In the blog comment thread below, repeat word for word the part that opens with the words containing "Scribbled by Kris" and closes with "that name, right?)".

> Excerpted text
== Segment start ==

In that class one of the continuing themes is going to be the manuscript and later print contexts of what we read. I'm hoping to teach students something about the material history of texts alongside the content of them. I'm going to blog about the idea at some point and then maybe keep people posted on how it's going next semester.
Oh, and appropos to what Kris said, do y'all know that column in the newspaper (in the Parade magazine insert) by Marilyn Vos Savant, who apparently has the world's highest IQ? Anyway, I can't remember what she was responding to, but she once said something along the lines of "if language didn't change we'd still be calling the earth by the Old English word 'eorthan.'"
*smacks head against desk*
Scribbled by Dr. Virago of Quod She at November 6, 2005 6:24 PM | PermalinkDr. Virago:
I hadn't seen that column, but Marilyn vos Savant makes my head hurt. We have a reference library here who could-- and has-- proven several of her claims wrong with a simple OED search.
But it's that sort of thing that sticks in people's heads (another example is trying to explain where certain regional pronunciations come from-- no, *adding* a vowel doesn't really happen because people are lazy...), and I wonder how we get around that on a casual, non-classroom basis.
Scribbled by Kris at November 7, 2005 2:39 PM | PermalinkKris: yeah, Marilyn v. S. makes my head hurt, too. In fact, I think I even wrote to her to tell her she was an idiot -- er, mistaken -- on that one (and I was only a grad student then). And yet, I still read her column. Go figure. (And she had to have made up that name, right?)

== Segment end ==

Records from a data collection:
== Segment start ==

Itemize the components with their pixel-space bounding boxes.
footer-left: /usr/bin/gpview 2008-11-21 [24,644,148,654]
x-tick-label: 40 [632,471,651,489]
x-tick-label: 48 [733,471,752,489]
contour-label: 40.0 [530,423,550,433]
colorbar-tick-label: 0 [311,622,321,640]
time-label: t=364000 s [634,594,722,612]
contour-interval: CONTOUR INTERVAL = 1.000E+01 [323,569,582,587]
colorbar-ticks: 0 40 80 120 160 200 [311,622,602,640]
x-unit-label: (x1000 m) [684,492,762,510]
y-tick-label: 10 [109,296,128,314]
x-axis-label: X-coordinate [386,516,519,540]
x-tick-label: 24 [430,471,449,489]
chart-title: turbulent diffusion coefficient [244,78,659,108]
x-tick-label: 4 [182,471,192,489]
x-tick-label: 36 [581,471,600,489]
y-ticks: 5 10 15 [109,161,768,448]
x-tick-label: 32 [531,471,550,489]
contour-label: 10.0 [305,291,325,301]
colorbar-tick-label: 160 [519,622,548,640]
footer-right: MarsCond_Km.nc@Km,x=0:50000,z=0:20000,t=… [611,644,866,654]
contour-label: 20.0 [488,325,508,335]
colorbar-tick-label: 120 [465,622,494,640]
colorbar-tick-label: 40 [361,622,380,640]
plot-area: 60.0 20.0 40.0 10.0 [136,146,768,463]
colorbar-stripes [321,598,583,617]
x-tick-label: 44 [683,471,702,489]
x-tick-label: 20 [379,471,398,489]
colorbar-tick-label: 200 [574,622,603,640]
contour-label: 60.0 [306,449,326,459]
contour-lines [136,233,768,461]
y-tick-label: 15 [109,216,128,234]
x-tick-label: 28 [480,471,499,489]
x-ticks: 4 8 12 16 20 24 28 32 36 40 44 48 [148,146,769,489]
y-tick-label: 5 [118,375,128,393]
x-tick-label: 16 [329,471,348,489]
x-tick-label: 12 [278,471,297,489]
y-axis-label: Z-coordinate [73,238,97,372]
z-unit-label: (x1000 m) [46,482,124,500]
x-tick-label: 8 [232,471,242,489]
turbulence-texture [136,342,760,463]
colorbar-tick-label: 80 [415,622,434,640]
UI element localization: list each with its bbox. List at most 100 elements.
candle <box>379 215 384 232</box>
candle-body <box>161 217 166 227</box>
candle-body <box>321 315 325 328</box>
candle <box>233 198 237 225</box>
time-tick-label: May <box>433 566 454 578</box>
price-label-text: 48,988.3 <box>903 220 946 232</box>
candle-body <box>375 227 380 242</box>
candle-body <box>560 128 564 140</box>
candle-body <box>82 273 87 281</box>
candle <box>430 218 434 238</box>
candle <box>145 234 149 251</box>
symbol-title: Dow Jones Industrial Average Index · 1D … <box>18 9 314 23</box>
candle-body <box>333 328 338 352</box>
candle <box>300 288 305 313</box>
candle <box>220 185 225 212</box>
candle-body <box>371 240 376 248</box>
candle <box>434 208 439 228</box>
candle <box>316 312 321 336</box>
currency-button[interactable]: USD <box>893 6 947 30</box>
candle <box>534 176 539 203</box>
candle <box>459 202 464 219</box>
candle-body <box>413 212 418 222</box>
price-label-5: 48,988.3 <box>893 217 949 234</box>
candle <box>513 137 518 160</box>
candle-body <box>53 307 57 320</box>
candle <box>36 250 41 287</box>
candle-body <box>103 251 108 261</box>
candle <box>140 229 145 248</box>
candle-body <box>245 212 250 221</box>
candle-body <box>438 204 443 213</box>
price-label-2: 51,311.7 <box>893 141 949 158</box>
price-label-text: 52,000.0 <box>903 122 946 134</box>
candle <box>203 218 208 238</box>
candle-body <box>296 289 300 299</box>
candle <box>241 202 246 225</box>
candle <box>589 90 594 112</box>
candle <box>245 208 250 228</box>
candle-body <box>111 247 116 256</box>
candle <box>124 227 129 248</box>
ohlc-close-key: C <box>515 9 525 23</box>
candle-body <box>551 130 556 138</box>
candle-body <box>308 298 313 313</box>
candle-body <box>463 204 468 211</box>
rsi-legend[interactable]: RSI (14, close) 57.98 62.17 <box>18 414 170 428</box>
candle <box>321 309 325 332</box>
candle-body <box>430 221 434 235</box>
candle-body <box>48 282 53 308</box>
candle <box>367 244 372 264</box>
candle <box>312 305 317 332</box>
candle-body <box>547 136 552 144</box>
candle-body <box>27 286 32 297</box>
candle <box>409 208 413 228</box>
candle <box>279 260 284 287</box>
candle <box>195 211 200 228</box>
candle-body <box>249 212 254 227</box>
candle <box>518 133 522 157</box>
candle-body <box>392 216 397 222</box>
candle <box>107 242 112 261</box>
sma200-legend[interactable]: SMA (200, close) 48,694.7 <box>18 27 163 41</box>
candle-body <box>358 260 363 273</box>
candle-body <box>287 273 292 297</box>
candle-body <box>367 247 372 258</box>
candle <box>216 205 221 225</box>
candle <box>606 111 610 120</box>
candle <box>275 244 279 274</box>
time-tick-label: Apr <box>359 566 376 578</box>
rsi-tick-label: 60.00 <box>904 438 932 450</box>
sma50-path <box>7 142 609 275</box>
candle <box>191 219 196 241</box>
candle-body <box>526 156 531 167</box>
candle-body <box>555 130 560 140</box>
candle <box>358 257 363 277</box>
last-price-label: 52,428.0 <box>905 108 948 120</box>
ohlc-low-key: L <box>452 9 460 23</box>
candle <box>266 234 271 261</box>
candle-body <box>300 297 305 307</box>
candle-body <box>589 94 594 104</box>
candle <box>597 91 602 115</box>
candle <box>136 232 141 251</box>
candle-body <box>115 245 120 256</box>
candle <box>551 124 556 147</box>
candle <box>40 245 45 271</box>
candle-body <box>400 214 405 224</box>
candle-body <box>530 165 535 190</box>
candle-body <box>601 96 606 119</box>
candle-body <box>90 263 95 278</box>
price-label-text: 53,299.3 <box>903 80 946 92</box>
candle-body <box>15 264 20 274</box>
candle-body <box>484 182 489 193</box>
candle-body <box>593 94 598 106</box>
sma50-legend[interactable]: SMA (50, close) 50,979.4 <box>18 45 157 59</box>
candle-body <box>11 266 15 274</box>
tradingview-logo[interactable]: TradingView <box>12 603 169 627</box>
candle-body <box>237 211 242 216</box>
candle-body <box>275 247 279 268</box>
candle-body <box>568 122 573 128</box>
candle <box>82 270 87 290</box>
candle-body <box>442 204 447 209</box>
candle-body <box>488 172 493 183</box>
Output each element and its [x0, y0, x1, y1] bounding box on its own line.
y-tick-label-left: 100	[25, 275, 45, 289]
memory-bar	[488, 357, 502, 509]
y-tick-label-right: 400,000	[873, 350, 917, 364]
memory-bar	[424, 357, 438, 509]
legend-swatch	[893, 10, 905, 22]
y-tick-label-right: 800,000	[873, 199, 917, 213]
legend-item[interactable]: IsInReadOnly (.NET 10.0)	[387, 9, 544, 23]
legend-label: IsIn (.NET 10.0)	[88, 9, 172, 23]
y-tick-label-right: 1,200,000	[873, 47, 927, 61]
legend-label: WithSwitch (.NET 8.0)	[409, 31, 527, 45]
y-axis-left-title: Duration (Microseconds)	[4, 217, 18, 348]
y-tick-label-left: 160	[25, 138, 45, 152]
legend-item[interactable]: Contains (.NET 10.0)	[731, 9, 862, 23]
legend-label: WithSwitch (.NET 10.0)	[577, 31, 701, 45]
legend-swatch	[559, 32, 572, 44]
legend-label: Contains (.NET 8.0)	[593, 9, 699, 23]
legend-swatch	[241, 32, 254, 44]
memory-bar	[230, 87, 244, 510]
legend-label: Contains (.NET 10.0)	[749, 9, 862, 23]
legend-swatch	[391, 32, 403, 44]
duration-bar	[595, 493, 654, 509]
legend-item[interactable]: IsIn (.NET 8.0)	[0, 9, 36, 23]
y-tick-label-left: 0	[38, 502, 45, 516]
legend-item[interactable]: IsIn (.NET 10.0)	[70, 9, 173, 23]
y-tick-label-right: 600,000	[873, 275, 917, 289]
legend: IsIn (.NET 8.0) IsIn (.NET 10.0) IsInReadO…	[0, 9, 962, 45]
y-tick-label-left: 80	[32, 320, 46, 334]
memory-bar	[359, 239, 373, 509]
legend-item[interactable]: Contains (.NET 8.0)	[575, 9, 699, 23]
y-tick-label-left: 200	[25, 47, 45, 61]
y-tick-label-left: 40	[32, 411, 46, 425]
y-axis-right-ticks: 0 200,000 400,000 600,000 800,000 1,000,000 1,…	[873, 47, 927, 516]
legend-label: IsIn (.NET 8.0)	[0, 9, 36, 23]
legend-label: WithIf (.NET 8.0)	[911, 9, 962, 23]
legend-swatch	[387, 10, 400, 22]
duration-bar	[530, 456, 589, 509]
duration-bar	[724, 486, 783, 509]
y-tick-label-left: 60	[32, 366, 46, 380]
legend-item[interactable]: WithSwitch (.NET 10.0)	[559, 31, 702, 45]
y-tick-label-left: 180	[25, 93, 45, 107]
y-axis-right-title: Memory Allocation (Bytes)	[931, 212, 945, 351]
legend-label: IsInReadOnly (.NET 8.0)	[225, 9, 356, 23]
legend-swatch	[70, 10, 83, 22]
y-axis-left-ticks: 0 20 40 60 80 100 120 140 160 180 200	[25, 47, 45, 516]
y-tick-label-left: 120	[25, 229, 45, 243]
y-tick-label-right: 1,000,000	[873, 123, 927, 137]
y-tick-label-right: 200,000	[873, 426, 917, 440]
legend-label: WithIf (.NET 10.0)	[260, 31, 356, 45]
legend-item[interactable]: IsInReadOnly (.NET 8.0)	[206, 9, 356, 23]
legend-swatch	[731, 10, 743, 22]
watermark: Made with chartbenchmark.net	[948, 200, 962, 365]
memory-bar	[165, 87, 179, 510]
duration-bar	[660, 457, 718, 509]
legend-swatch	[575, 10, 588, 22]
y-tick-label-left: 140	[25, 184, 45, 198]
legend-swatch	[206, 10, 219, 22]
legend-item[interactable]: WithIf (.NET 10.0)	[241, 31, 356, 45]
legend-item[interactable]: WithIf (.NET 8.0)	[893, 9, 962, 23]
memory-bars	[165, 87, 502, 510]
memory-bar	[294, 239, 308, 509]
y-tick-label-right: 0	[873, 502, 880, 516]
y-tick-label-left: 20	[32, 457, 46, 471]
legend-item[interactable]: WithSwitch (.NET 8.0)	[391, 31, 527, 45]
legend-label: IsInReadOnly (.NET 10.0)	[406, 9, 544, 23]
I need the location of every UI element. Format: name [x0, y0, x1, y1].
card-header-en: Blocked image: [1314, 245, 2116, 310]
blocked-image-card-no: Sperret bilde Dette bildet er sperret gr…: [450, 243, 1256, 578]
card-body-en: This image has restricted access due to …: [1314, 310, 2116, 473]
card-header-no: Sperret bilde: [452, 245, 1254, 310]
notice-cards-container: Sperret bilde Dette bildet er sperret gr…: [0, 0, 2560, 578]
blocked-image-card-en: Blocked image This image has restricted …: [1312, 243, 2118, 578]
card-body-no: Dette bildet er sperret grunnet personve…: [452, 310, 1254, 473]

== Segment end ==

> Solution to the problem
Scribbled by Kris at November 7, 2005 2:39 PM | PermalinkKris: yeah, Marilyn v. S. makes my head hurt, too. In fact, I think I even wrote to her to tell her she was an idiot -- er, mistaken -- on that one (and I was only a grad student then). And yet, I still read her column. Go figure. (And she had to have made up that name, right?)